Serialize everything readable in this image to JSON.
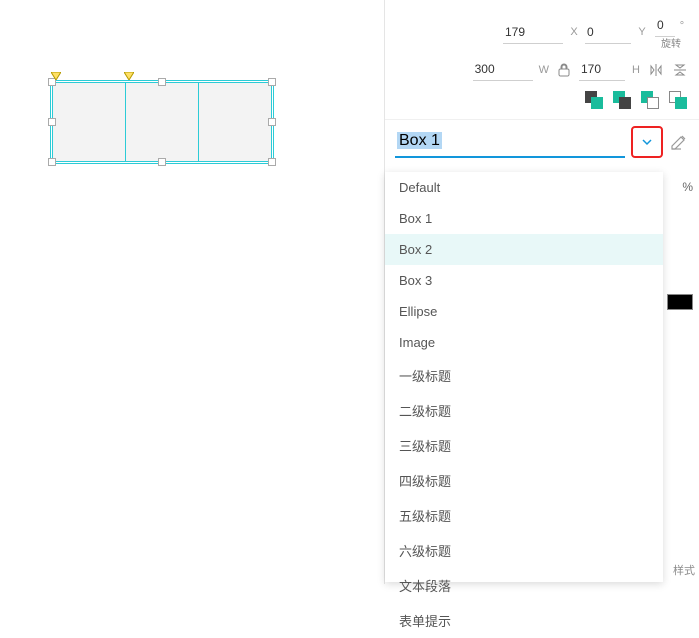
{
  "position": {
    "xLabel": "X",
    "xValue": "179",
    "yLabel": "Y",
    "yValue": "0",
    "degreeSymbol": "°",
    "rotateLabel": "旋转"
  },
  "size": {
    "wValue": "300",
    "wLabel": "W",
    "hValue": "170",
    "hLabel": "H"
  },
  "stylePicker": {
    "current": "Box 1",
    "tooltip": "Box 2"
  },
  "styleOptions": [
    "Default",
    "Box 1",
    "Box 2",
    "Box 3",
    "Ellipse",
    "Image",
    "一级标题",
    "二级标题",
    "三级标题",
    "四级标题",
    "五级标题",
    "六级标题",
    "文本段落",
    "表单提示"
  ],
  "peek": {
    "percent": "%",
    "styleHint": "样式"
  }
}
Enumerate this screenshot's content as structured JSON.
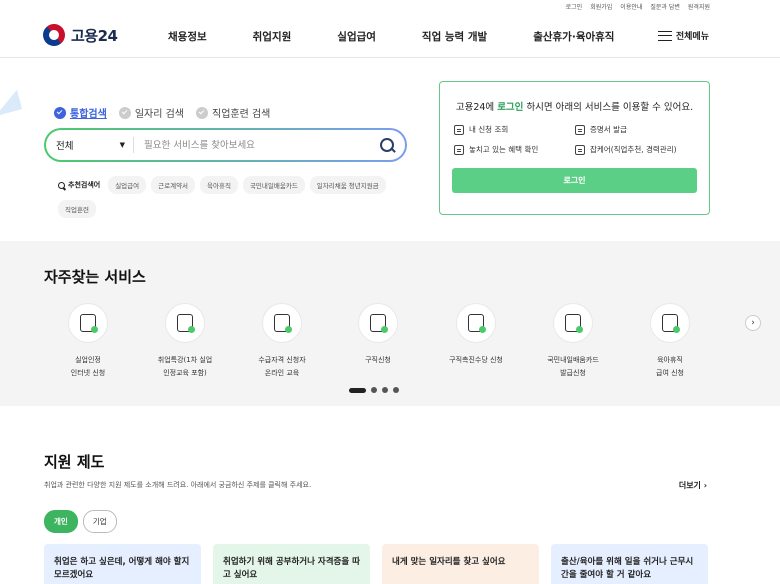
{
  "util_links": [
    "로그인",
    "회원가입",
    "이용안내",
    "질문과 답변",
    "원격지원"
  ],
  "logo": {
    "text": "고용24"
  },
  "gnb": [
    "채용정보",
    "취업지원",
    "실업급여",
    "직업 능력 개발",
    "출산휴가·육아휴직"
  ],
  "all_menu": "전체메뉴",
  "search_tabs": [
    {
      "label": "통합검색",
      "active": true
    },
    {
      "label": "일자리 검색",
      "active": false
    },
    {
      "label": "직업훈련 검색",
      "active": false
    }
  ],
  "search": {
    "select_value": "전체",
    "placeholder": "필요한 서비스를 찾아보세요"
  },
  "recommend": {
    "label": "추천검색어",
    "chips": [
      "실업급여",
      "근로계약서",
      "육아휴직",
      "국민내일배움카드",
      "일자리채움 청년지원금",
      "직업훈련"
    ]
  },
  "login_box": {
    "title_pre": "고용24에 ",
    "title_link": "로그인",
    "title_post": " 하시면 아래의 서비스를 이용할 수 있어요.",
    "items": [
      "내 신청 조회",
      "증명서 발급",
      "놓치고 있는 혜택 확인",
      "잡케어(직업추천, 경력관리)"
    ],
    "button": "로그인"
  },
  "frequent": {
    "title": "자주찾는 서비스",
    "items": [
      {
        "label": "실업인정\n인터넷 신청",
        "icon": "document-edit-icon"
      },
      {
        "label": "취업특강(1차 실업\n인정교육 포함)",
        "icon": "presentation-board-icon"
      },
      {
        "label": "수급자격 신청자\n온라인 교육",
        "icon": "monitor-play-icon"
      },
      {
        "label": "구직신청",
        "icon": "person-edit-icon"
      },
      {
        "label": "구직촉진수당 신청",
        "icon": "money-bag-icon"
      },
      {
        "label": "국민내일배움카드\n발급신청",
        "icon": "card-icon"
      },
      {
        "label": "육아휴직\n급여 신청",
        "icon": "baby-bottle-icon"
      }
    ]
  },
  "support": {
    "title": "지원 제도",
    "desc": "취업과 관련한 다양한 지원 제도를 소개해 드려요. 아래에서 궁금하신 주제를 클릭해 주세요.",
    "more": "더보기 ›",
    "toggles": [
      {
        "label": "개인",
        "active": true
      },
      {
        "label": "기업",
        "active": false
      }
    ],
    "cards": [
      {
        "text": "취업은 하고 싶은데, 어떻게 해야 할지 모르겠어요",
        "color": "#e6efff"
      },
      {
        "text": "취업하기 위해 공부하거나 자격증을 따고 싶어요",
        "color": "#e4f6ea"
      },
      {
        "text": "내게 맞는 일자리를 찾고 싶어요",
        "color": "#fdeee4"
      },
      {
        "text": "출산/육아를 위해 일을 쉬거나 근무시간을 줄여야 할 거 같아요",
        "color": "#e6efff"
      }
    ]
  }
}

________

§ WRITTEN REQUEST: List all lines from the entries that include the word "icon".

§ OUTPUT OF THE EXERCISE:
        "icon": "document-edit-icon"
        "icon": "presentation-board-icon"
        "icon": "monitor-play-icon"
        "icon": "person-edit-icon"
        "icon": "money-bag-icon"
        "icon": "card-icon"
        "icon": "baby-bottle-icon"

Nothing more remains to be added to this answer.